Exercise: Pull out from the material below all lines with "events".

The input:
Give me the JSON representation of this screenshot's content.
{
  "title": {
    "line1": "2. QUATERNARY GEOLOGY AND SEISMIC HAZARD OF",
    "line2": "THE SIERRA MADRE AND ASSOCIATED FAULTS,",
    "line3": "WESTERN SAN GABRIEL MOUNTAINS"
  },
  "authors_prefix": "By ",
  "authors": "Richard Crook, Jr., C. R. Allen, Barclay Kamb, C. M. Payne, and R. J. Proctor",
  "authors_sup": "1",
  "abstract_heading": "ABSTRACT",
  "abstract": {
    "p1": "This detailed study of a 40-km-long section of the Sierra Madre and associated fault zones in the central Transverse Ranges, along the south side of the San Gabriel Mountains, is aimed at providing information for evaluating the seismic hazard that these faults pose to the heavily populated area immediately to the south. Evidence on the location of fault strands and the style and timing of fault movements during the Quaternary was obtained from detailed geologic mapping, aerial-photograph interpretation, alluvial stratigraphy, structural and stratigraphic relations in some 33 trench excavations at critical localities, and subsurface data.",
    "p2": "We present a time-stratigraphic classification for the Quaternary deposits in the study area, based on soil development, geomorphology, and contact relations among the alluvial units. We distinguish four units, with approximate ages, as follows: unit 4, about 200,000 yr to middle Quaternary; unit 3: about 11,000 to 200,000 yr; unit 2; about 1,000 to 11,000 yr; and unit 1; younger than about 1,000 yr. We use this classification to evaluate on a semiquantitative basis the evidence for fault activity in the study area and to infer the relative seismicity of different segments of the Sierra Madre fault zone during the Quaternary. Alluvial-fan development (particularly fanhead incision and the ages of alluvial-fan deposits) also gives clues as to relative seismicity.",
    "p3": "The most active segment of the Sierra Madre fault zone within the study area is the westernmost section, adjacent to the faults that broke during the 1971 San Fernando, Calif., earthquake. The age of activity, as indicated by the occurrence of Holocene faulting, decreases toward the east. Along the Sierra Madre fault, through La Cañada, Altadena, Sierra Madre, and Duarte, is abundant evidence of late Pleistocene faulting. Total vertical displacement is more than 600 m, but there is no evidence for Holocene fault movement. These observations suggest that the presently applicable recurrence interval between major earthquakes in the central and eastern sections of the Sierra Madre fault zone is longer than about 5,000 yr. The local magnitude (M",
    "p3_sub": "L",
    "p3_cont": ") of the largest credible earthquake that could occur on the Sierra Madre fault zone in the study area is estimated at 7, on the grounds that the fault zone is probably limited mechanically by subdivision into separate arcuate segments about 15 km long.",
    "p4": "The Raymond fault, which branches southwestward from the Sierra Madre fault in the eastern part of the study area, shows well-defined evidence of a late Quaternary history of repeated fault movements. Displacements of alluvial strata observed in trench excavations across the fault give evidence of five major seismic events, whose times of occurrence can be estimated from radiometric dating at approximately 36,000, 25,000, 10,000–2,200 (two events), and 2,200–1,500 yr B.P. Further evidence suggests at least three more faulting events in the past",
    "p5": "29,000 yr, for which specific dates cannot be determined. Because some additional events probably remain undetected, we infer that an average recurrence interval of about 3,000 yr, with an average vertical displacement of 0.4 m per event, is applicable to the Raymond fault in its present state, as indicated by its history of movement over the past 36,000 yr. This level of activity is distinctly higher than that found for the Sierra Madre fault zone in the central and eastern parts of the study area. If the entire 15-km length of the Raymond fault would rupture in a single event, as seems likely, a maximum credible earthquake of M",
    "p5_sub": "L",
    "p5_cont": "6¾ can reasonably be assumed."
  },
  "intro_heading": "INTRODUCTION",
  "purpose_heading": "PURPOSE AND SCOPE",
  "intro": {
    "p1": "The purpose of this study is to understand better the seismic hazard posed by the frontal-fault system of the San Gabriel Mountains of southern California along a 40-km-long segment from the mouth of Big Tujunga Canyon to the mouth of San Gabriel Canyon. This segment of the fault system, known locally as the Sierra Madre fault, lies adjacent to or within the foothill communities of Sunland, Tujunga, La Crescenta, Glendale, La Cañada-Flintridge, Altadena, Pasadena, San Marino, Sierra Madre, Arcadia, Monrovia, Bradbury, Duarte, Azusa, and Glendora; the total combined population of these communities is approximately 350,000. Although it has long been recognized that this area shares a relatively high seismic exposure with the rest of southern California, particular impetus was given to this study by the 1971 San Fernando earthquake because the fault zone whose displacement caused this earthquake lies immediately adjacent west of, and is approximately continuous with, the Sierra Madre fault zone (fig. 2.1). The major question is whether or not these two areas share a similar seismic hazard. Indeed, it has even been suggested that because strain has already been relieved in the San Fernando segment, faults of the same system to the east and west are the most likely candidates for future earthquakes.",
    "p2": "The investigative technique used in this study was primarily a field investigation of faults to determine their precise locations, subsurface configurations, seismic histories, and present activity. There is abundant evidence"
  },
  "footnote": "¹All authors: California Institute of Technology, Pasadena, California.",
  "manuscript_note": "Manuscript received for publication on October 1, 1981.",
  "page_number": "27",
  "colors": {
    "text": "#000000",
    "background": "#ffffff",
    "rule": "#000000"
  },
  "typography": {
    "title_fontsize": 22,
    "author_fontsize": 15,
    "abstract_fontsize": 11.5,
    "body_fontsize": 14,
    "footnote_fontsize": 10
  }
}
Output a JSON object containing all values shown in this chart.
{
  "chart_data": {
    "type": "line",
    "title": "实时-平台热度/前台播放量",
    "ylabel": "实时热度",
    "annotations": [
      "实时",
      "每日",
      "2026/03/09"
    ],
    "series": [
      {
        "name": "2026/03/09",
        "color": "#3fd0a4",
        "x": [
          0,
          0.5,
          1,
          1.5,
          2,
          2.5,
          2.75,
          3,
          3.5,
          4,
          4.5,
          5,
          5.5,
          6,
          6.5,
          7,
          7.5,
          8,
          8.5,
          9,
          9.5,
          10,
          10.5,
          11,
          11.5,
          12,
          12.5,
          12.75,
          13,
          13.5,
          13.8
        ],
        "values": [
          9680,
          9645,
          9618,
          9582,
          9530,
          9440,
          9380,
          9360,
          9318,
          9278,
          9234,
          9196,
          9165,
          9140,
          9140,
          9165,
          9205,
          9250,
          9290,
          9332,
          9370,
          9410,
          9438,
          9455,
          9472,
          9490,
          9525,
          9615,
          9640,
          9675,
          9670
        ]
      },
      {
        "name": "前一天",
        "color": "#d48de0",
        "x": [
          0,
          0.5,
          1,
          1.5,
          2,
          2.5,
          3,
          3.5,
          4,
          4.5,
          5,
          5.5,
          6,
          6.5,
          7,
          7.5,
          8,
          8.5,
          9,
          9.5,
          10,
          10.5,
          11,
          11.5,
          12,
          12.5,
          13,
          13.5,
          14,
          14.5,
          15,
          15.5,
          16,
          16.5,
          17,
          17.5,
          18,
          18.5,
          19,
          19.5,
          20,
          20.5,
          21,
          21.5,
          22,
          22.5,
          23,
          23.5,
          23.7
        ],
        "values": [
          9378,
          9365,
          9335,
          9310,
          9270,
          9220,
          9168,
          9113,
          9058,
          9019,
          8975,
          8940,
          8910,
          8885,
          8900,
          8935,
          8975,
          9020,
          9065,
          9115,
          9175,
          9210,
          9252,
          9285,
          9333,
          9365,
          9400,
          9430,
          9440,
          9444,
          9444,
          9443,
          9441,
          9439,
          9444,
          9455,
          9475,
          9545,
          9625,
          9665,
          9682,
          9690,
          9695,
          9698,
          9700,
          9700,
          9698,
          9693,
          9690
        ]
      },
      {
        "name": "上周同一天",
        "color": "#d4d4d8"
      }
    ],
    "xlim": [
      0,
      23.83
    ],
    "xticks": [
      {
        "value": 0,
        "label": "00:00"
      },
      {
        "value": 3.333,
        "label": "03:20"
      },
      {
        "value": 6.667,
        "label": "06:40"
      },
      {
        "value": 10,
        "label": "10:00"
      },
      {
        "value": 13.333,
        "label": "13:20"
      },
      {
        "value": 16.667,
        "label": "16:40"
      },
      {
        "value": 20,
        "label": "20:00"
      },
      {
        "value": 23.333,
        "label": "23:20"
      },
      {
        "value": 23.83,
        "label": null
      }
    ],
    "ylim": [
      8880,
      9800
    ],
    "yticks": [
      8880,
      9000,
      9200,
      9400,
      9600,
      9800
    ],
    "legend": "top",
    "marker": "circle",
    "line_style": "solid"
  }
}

Written answer:
    "p4": "The Raymond fault, which branches southwestward from the Sierra Madre fault in the eastern part of the study area, shows well-defined evidence of a late Quaternary history of repeated fault movements. Displacements of alluvial strata observed in trench excavations across the fault give evidence of five major seismic events, whose times of occurrence can be estimated from radiometric dating at approximately 36,000, 25,000, 10,000–2,200 (two events), and 2,200–1,500 yr B.P. Further evidence suggests at least three more faulting events in the past",
    "p5": "29,000 yr, for which specific dates cannot be determined. Because some additional events probably remain undetected, we infer that an average recurrence interval of about 3,000 yr, with an average vertical displacement of 0.4 m per event, is applicable to the Raymond fault in its present state, as indicated by its history of movement over the past 36,000 yr. This level of activity is distinctly higher than that found for the Sierra Madre fault zone in the central and eastern parts of the study area. If the entire 15-km length of the Raymond fault would rupture in a single event, as seems likely, a maximum credible earthquake of M",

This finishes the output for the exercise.